**Task statement:**
Copy out the records precisely, omitting pictures.

Begin Task data

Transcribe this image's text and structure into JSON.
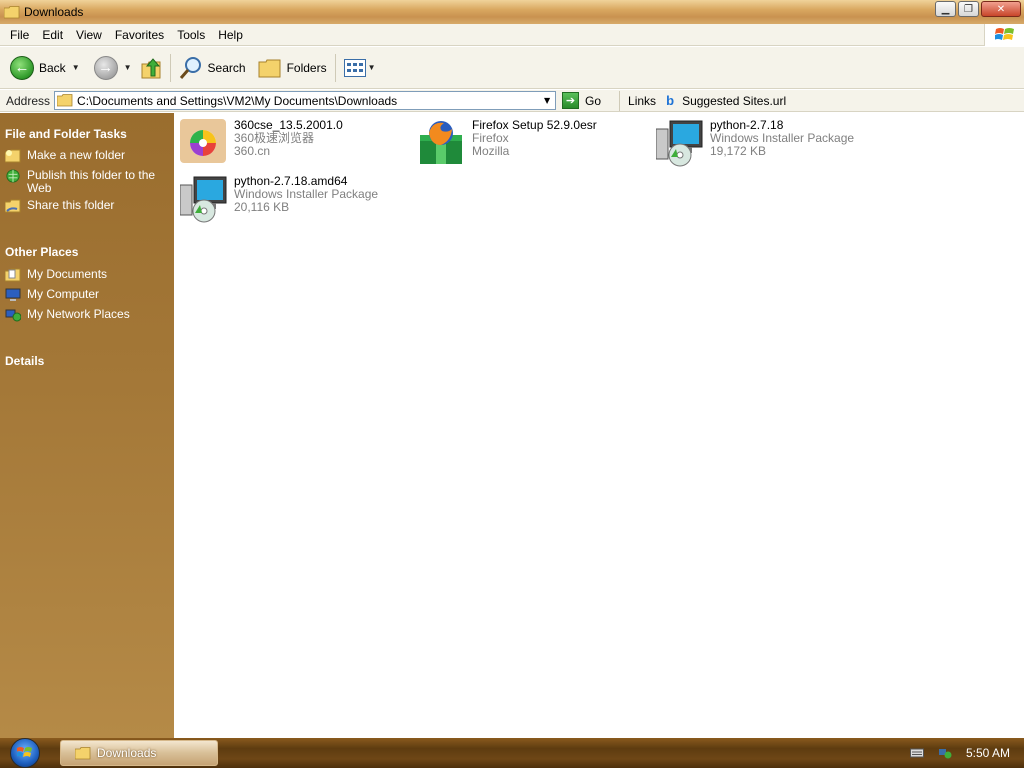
{
  "window": {
    "title": "Downloads"
  },
  "menu": [
    "File",
    "Edit",
    "View",
    "Favorites",
    "Tools",
    "Help"
  ],
  "toolbar": {
    "back": "Back",
    "search": "Search",
    "folders": "Folders"
  },
  "address": {
    "label": "Address",
    "path": "C:\\Documents and Settings\\VM2\\My Documents\\Downloads",
    "go": "Go",
    "links": "Links",
    "link_item": "Suggested Sites.url"
  },
  "sidebar": {
    "tasks_title": "File and Folder Tasks",
    "tasks": [
      "Make a new folder",
      "Publish this folder to the Web",
      "Share this folder"
    ],
    "places_title": "Other Places",
    "places": [
      "My Documents",
      "My Computer",
      "My Network Places"
    ],
    "details_title": "Details"
  },
  "files": [
    {
      "name": "360cse_13.5.2001.0",
      "line2": "360极速浏览器",
      "line3": "360.cn",
      "icon": "360-browser-icon"
    },
    {
      "name": "Firefox Setup 52.9.0esr",
      "line2": "Firefox",
      "line3": "Mozilla",
      "icon": "firefox-icon"
    },
    {
      "name": "python-2.7.18",
      "line2": "Windows Installer Package",
      "line3": "19,172 KB",
      "icon": "installer-icon"
    },
    {
      "name": "python-2.7.18.amd64",
      "line2": "Windows Installer Package",
      "line3": "20,116 KB",
      "icon": "installer-icon"
    }
  ],
  "taskbar": {
    "task": "Downloads",
    "clock": "5:50 AM"
  }
}
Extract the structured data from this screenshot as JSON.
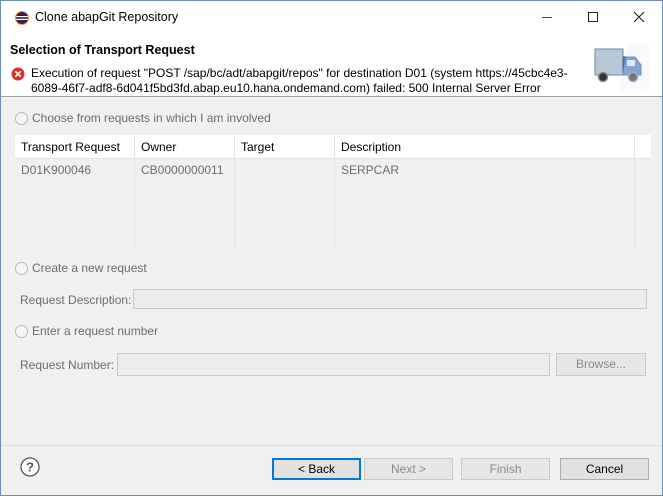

End Task data

**Task response:**
Transcribe this image's text and structure into JSON.
{
  "window": {
    "title": "Downloads"
  },
  "menu": [
    "File",
    "Edit",
    "View",
    "Favorites",
    "Tools",
    "Help"
  ],
  "toolbar": {
    "back": "Back",
    "search": "Search",
    "folders": "Folders"
  },
  "address": {
    "label": "Address",
    "path": "C:\\Documents and Settings\\VM2\\My Documents\\Downloads",
    "go": "Go",
    "links": "Links",
    "link_item": "Suggested Sites.url"
  },
  "sidebar": {
    "tasks_title": "File and Folder Tasks",
    "tasks": [
      "Make a new folder",
      "Publish this folder to the Web",
      "Share this folder"
    ],
    "places_title": "Other Places",
    "places": [
      "My Documents",
      "My Computer",
      "My Network Places"
    ],
    "details_title": "Details"
  },
  "files": [
    {
      "name": "360cse_13.5.2001.0",
      "line2": "360极速浏览器",
      "line3": "360.cn",
      "icon": "360-browser-icon"
    },
    {
      "name": "Firefox Setup 52.9.0esr",
      "line2": "Firefox",
      "line3": "Mozilla",
      "icon": "firefox-icon"
    },
    {
      "name": "python-2.7.18",
      "line2": "Windows Installer Package",
      "line3": "19,172 KB",
      "icon": "installer-icon"
    },
    {
      "name": "python-2.7.18.amd64",
      "line2": "Windows Installer Package",
      "line3": "20,116 KB",
      "icon": "installer-icon"
    }
  ],
  "taskbar": {
    "task": "Downloads",
    "clock": "5:50 AM"
  }
}
Extract the structured data from this screenshot as JSON.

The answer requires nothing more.